* Exercise brief *
Go through the records underneath and write each one out again exactly.

* Records for processing *
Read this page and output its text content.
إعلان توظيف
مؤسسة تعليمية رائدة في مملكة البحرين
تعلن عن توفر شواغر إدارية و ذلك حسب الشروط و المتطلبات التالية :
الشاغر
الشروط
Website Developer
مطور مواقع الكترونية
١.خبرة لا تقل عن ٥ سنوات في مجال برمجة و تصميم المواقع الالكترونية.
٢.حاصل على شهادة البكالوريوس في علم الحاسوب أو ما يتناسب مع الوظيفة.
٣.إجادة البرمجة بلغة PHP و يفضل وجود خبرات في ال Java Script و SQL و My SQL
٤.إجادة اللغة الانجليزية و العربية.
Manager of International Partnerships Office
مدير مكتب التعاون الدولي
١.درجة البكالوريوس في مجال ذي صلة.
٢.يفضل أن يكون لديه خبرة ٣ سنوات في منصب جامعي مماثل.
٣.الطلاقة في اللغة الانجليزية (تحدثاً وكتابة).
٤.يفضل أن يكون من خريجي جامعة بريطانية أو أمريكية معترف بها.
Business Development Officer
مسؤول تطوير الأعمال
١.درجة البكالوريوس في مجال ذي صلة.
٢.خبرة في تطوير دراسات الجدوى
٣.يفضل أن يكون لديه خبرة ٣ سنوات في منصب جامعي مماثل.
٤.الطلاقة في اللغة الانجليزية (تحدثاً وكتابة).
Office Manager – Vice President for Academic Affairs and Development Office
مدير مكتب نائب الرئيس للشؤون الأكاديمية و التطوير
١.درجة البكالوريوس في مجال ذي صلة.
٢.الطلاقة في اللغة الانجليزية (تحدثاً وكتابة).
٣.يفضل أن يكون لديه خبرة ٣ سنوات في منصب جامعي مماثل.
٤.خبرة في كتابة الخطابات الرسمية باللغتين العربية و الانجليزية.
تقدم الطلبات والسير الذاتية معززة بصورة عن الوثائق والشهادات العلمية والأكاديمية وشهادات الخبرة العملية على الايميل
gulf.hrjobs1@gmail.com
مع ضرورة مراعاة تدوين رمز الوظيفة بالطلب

* Reply *
Read this page and output its text content.
إعلان توظيف
مؤسسة تعليمية رائدة في مملكة البحرين
تعلن عن توفر شواغر إدارية و ذلك حسب الشروط و المتطلبات التالية :
الشاغر
الشروط
Website Developer
مطور مواقع الكترونية
١.خبرة لا تقل عن ٥ سنوات في مجال برمجة و تصميم المواقع الالكترونية.
٢.حاصل على شهادة البكالوريوس في علم الحاسوب أو ما يتناسب مع الوظيفة.
٣.إجادة البرمجة بلغة PHP و يفضل وجود خبرات في ال Java Script و SQL و My SQL
٤.إجادة اللغة الانجليزية و العربية.
Manager of International Partnerships Office
مدير مكتب التعاون الدولي
١.درجة البكالوريوس في مجال ذي صلة.
٢.يفضل أن يكون لديه خبرة ٣ سنوات في منصب جامعي مماثل.
٣.الطلاقة في اللغة الانجليزية (تحدثاً وكتابة).
٤.يفضل أن يكون من خريجي جامعة بريطانية أو أمريكية معترف بها.
Business Development Officer
مسؤول تطوير الأعمال
١.درجة البكالوريوس في مجال ذي صلة.
٢.خبرة في تطوير دراسات الجدوى
٣.يفضل أن يكون لديه خبرة ٣ سنوات في منصب جامعي مماثل.
٤.الطلاقة في اللغة الانجليزية (تحدثاً وكتابة).
Office Manager – Vice President for Academic Affairs and Development Office
مدير مكتب نائب الرئيس للشؤون الأكاديمية و التطوير
١.درجة البكالوريوس في مجال ذي صلة.
٢.الطلاقة في اللغة الانجليزية (تحدثاً وكتابة).
٣.يفضل أن يكون لديه خبرة ٣ سنوات في منصب جامعي مماثل.
٤.خبرة في كتابة الخطابات الرسمية باللغتين العربية و الانجليزية.
تقدم الطلبات والسير الذاتية معززة بصورة عن الوثائق والشهادات العلمية والأكاديمية وشهادات الخبرة العملية على الايميل
gulf.hrjobs1@gmail.com
مع ضرورة مراعاة تدوين رمز الوظيفة بالطلب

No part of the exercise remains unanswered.